_WORK TO BE COMPLETED_: Work out how many lines hold "Total". Give the number and nothing else.

════════

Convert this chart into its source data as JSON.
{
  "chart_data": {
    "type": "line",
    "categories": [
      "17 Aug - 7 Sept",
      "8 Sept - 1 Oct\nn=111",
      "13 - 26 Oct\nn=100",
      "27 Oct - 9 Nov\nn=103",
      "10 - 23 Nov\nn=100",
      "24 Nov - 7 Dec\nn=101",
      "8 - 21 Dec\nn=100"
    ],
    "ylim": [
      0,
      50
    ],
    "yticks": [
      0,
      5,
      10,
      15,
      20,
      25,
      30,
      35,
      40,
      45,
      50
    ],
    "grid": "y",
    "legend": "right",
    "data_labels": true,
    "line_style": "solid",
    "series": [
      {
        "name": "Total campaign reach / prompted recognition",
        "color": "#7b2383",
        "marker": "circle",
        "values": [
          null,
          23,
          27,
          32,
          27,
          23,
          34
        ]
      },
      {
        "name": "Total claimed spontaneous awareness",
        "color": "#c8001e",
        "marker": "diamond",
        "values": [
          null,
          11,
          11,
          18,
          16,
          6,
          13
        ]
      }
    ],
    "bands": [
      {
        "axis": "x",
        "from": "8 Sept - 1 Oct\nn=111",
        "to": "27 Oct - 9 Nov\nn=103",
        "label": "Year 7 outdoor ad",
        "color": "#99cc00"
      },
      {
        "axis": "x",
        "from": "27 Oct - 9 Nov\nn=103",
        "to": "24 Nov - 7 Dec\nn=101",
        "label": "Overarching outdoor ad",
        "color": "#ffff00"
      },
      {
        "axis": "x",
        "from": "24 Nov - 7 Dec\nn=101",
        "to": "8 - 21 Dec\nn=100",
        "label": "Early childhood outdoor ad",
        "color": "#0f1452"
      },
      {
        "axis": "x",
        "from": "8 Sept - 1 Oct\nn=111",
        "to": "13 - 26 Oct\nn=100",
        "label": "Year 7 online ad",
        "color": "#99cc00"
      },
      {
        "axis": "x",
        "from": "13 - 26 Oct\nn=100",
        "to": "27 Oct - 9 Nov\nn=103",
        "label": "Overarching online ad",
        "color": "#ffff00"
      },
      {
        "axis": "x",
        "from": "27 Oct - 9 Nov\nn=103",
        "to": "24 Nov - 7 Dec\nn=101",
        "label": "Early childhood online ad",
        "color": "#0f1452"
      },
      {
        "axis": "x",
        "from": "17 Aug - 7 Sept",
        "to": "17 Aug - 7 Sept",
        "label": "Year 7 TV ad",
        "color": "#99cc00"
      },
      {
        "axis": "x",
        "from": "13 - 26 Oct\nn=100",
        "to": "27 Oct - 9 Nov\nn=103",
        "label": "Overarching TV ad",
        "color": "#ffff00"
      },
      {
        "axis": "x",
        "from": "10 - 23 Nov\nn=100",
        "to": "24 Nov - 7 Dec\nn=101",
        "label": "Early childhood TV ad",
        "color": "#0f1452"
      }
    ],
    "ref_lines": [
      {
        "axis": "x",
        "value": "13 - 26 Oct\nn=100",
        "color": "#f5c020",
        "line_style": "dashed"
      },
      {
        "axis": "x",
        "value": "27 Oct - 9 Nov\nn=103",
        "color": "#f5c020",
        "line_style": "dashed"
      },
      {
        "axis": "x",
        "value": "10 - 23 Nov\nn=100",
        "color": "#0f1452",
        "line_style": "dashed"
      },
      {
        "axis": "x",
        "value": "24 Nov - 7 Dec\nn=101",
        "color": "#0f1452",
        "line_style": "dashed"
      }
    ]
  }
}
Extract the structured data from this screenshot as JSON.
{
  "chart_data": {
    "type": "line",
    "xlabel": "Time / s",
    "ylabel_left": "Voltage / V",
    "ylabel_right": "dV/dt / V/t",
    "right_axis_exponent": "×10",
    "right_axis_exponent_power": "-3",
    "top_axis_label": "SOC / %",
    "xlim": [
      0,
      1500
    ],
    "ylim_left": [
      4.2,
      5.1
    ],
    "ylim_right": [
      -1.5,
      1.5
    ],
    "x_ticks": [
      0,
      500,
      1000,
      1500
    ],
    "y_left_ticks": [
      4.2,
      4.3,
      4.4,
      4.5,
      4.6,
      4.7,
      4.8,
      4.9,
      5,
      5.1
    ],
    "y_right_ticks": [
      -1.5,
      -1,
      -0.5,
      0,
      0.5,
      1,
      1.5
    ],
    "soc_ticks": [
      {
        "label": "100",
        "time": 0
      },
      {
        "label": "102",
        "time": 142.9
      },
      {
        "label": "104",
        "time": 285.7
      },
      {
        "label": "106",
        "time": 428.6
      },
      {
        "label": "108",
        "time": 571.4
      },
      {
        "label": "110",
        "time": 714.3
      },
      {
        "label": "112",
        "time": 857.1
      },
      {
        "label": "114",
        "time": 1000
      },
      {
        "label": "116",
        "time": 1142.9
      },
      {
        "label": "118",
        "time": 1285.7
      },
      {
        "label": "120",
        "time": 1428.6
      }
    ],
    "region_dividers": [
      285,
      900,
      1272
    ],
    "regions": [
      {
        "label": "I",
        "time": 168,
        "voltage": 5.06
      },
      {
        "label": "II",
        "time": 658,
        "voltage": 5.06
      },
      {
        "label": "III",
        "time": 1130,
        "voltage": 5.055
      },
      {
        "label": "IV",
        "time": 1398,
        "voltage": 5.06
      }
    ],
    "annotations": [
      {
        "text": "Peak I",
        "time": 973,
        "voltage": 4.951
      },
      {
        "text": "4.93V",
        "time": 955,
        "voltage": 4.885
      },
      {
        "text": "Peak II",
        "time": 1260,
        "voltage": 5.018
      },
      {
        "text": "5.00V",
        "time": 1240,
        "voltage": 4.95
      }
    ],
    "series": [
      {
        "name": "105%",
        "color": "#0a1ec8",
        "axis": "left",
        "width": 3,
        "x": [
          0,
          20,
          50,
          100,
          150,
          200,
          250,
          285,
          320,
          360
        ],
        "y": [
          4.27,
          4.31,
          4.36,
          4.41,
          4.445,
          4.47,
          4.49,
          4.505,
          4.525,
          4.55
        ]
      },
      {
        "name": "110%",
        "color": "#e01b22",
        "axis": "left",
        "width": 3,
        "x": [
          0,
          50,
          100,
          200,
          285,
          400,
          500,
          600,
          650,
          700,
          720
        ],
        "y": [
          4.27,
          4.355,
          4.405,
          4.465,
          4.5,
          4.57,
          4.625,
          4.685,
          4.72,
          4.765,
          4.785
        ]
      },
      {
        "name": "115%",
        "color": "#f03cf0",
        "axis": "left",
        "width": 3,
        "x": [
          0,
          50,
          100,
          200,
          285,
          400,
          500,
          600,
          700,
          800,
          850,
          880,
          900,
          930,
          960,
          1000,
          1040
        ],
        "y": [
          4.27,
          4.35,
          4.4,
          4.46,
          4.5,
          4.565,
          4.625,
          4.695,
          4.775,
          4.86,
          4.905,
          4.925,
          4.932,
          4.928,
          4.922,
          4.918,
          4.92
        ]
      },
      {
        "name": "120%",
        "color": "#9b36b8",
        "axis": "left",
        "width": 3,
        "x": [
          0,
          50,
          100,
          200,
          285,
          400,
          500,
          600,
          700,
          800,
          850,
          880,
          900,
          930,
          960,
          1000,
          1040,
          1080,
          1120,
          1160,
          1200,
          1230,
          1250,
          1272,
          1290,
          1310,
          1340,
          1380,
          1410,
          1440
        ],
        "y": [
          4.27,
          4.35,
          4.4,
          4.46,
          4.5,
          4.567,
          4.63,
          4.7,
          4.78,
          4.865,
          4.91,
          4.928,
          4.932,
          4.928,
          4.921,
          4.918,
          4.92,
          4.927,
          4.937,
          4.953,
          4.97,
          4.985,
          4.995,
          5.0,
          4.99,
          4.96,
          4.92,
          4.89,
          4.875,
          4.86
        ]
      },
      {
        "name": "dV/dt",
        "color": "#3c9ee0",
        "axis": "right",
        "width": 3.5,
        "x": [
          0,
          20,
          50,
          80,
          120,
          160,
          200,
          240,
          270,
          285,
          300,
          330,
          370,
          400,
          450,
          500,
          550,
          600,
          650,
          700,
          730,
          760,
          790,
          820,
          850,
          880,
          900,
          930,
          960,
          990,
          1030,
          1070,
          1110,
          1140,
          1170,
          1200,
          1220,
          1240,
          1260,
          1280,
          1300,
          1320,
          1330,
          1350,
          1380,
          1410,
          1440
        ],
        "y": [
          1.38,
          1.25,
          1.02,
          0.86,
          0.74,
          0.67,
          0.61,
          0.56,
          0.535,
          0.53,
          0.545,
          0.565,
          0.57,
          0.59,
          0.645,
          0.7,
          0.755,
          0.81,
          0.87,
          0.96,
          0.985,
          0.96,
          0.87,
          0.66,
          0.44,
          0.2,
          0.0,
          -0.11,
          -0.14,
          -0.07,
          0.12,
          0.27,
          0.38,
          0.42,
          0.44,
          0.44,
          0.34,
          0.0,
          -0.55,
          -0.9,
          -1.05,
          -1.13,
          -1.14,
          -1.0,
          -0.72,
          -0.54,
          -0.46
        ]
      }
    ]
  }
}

════════

_THE RESPONSE_: 2